Aim of the exercise - Extract all data as written.

Records for this exercise -
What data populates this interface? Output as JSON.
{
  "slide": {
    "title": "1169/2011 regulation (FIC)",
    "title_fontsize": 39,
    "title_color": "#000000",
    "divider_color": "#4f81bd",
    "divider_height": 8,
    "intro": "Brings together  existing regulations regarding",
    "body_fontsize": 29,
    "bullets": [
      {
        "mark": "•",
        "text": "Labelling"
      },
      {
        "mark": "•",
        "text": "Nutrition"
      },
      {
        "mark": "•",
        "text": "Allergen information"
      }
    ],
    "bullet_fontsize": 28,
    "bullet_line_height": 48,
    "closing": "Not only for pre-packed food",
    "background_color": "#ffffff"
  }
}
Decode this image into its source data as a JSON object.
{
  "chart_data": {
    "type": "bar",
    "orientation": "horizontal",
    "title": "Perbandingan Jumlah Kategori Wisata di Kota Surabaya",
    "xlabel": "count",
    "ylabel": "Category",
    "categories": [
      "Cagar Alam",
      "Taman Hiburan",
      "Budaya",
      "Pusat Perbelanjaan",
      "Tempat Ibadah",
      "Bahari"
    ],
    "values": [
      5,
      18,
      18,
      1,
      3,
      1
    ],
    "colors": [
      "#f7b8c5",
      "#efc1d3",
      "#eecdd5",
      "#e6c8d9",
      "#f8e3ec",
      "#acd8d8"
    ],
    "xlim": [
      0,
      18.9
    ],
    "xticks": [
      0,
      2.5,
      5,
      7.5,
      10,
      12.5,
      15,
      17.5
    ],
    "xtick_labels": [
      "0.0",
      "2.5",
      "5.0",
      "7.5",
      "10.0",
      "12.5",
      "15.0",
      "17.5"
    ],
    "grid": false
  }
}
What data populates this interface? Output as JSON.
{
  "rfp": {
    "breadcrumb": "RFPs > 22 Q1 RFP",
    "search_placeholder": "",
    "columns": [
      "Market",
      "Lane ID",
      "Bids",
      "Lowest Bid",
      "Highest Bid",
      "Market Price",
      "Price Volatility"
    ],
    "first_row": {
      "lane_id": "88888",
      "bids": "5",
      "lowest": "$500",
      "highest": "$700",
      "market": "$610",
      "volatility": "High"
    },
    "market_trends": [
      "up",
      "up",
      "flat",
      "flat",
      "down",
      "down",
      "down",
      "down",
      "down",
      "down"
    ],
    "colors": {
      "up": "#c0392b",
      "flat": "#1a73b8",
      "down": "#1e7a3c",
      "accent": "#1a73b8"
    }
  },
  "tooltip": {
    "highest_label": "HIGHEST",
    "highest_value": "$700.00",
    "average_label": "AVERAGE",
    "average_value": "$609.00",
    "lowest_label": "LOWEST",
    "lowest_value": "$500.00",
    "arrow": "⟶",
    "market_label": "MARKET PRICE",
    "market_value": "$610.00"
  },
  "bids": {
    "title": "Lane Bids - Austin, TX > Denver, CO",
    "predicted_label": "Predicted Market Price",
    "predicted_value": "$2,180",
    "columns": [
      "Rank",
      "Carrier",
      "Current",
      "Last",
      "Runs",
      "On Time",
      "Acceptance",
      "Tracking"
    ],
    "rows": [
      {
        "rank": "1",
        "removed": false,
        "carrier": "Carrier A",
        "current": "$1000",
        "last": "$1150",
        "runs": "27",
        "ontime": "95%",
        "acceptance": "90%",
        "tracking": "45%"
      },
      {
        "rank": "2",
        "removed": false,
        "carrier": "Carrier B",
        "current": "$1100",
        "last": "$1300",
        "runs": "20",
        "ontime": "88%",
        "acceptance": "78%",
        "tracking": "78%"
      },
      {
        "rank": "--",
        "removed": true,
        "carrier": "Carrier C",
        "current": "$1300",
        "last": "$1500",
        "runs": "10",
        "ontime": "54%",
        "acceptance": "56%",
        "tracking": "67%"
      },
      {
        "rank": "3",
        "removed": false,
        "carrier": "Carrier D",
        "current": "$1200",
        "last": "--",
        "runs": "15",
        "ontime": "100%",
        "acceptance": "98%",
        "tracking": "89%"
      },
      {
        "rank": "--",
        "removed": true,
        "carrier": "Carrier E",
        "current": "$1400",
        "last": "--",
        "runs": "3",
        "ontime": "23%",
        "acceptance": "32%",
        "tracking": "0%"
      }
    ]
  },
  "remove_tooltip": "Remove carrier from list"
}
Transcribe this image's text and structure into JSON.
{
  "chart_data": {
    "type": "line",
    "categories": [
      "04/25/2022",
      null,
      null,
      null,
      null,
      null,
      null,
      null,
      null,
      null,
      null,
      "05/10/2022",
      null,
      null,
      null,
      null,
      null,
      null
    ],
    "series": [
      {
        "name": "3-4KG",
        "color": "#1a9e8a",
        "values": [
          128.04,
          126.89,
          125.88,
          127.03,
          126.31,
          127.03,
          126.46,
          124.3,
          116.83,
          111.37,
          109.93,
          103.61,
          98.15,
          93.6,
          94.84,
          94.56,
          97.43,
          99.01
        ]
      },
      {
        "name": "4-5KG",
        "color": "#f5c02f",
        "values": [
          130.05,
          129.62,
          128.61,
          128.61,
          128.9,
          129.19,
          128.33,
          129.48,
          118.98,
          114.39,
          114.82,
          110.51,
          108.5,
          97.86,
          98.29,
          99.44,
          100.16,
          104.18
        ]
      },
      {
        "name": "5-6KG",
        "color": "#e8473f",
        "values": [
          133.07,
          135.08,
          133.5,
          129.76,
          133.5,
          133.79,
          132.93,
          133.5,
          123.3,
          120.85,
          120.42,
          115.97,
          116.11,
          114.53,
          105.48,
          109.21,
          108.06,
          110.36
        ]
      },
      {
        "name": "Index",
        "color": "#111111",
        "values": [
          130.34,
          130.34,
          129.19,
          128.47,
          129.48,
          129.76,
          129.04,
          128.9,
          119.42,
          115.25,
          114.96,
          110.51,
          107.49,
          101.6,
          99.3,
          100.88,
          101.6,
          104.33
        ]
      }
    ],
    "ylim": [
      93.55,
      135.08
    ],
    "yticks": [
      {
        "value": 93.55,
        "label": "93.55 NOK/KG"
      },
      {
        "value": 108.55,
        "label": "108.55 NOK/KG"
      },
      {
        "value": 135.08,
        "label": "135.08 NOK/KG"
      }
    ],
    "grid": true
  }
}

The output -
What data populates this interface? Output as JSON.
{
  "slide": {
    "title": "1169/2011 regulation (FIC)",
    "title_fontsize": 39,
    "title_color": "#000000",
    "divider_color": "#4f81bd",
    "divider_height": 8,
    "intro": "Brings together  existing regulations regarding",
    "body_fontsize": 29,
    "bullets": [
      {
        "mark": "•",
        "text": "Labelling"
      },
      {
        "mark": "•",
        "text": "Nutrition"
      },
      {
        "mark": "•",
        "text": "Allergen information"
      }
    ],
    "bullet_fontsize": 28,
    "bullet_line_height": 48,
    "closing": "Not only for pre-packed food",
    "background_color": "#ffffff"
  }
}
Decode this image into its source data as a JSON object.
{
  "chart_data": {
    "type": "bar",
    "orientation": "horizontal",
    "title": "Perbandingan Jumlah Kategori Wisata di Kota Surabaya",
    "xlabel": "count",
    "ylabel": "Category",
    "categories": [
      "Cagar Alam",
      "Taman Hiburan",
      "Budaya",
      "Pusat Perbelanjaan",
      "Tempat Ibadah",
      "Bahari"
    ],
    "values": [
      5,
      18,
      18,
      1,
      3,
      1
    ],
    "colors": [
      "#f7b8c5",
      "#efc1d3",
      "#eecdd5",
      "#e6c8d9",
      "#f8e3ec",
      "#acd8d8"
    ],
    "xlim": [
      0,
      18.9
    ],
    "xticks": [
      0,
      2.5,
      5,
      7.5,
      10,
      12.5,
      15,
      17.5
    ],
    "xtick_labels": [
      "0.0",
      "2.5",
      "5.0",
      "7.5",
      "10.0",
      "12.5",
      "15.0",
      "17.5"
    ],
    "grid": false
  }
}
What data populates this interface? Output as JSON.
{
  "rfp": {
    "breadcrumb": "RFPs > 22 Q1 RFP",
    "search_placeholder": "",
    "columns": [
      "Market",
      "Lane ID",
      "Bids",
      "Lowest Bid",
      "Highest Bid",
      "Market Price",
      "Price Volatility"
    ],
    "first_row": {
      "lane_id": "88888",
      "bids": "5",
      "lowest": "$500",
      "highest": "$700",
      "market": "$610",
      "volatility": "High"
    },
    "market_trends": [
      "up",
      "up",
      "flat",
      "flat",
      "down",
      "down",
      "down",
      "down",
      "down",
      "down"
    ],
    "colors": {
      "up": "#c0392b",
      "flat": "#1a73b8",
      "down": "#1e7a3c",
      "accent": "#1a73b8"
    }
  },
  "tooltip": {
    "highest_label": "HIGHEST",
    "highest_value": "$700.00",
    "average_label": "AVERAGE",
    "average_value": "$609.00",
    "lowest_label": "LOWEST",
    "lowest_value": "$500.00",
    "arrow": "⟶",
    "market_label": "MARKET PRICE",
    "market_value": "$610.00"
  },
  "bids": {
    "title": "Lane Bids - Austin, TX > Denver, CO",
    "predicted_label": "Predicted Market Price",
    "predicted_value": "$2,180",
    "columns": [
      "Rank",
      "Carrier",
      "Current",
      "Last",
      "Runs",
      "On Time",
      "Acceptance",
      "Tracking"
    ],
    "rows": [
      {
        "rank": "1",
        "removed": false,
        "carrier": "Carrier A",
        "current": "$1000",
        "last": "$1150",
        "runs": "27",
        "ontime": "95%",
        "acceptance": "90%",
        "tracking": "45%"
      },
      {
        "rank": "2",
        "removed": false,
        "carrier": "Carrier B",
        "current": "$1100",
        "last": "$1300",
        "runs": "20",
        "ontime": "88%",
        "acceptance": "78%",
        "tracking": "78%"
      },
      {
        "rank": "--",
        "removed": true,
        "carrier": "Carrier C",
        "current": "$1300",
        "last": "$1500",
        "runs": "10",
        "ontime": "54%",
        "acceptance": "56%",
        "tracking": "67%"
      },
      {
        "rank": "3",
        "removed": false,
        "carrier": "Carrier D",
        "current": "$1200",
        "last": "--",
        "runs": "15",
        "ontime": "100%",
        "acceptance": "98%",
        "tracking": "89%"
      },
      {
        "rank": "--",
        "removed": true,
        "carrier": "Carrier E",
        "current": "$1400",
        "last": "--",
        "runs": "3",
        "ontime": "23%",
        "acceptance": "32%",
        "tracking": "0%"
      }
    ]
  },
  "remove_tooltip": "Remove carrier from list"
}
Transcribe this image's text and structure into JSON.
{
  "chart_data": {
    "type": "line",
    "categories": [
      "04/25/2022",
      null,
      null,
      null,
      null,
      null,
      null,
      null,
      null,
      null,
      null,
      "05/10/2022",
      null,
      null,
      null,
      null,
      null,
      null
    ],
    "series": [
      {
        "name": "3-4KG",
        "color": "#1a9e8a",
        "values": [
          128.04,
          126.89,
          125.88,
          127.03,
          126.31,
          127.03,
          126.46,
          124.3,
          116.83,
          111.37,
          109.93,
          103.61,
          98.15,
          93.6,
          94.84,
          94.56,
          97.43,
          99.01
        ]
      },
      {
        "name": "4-5KG",
        "color": "#f5c02f",
        "values": [
          130.05,
          129.62,
          128.61,
          128.61,
          128.9,
          129.19,
          128.33,
          129.48,
          118.98,
          114.39,
          114.82,
          110.51,
          108.5,
          97.86,
          98.29,
          99.44,
          100.16,
          104.18
        ]
      },
      {
        "name": "5-6KG",
        "color": "#e8473f",
        "values": [
          133.07,
          135.08,
          133.5,
          129.76,
          133.5,
          133.79,
          132.93,
          133.5,
          123.3,
          120.85,
          120.42,
          115.97,
          116.11,
          114.53,
          105.48,
          109.21,
          108.06,
          110.36
        ]
      },
      {
        "name": "Index",
        "color": "#111111",
        "values": [
          130.34,
          130.34,
          129.19,
          128.47,
          129.48,
          129.76,
          129.04,
          128.9,
          119.42,
          115.25,
          114.96,
          110.51,
          107.49,
          101.6,
          99.3,
          100.88,
          101.6,
          104.33
        ]
      }
    ],
    "ylim": [
      93.55,
      135.08
    ],
    "yticks": [
      {
        "value": 93.55,
        "label": "93.55 NOK/KG"
      },
      {
        "value": 108.55,
        "label": "108.55 NOK/KG"
      },
      {
        "value": 135.08,
        "label": "135.08 NOK/KG"
      }
    ],
    "grid": true
  }
}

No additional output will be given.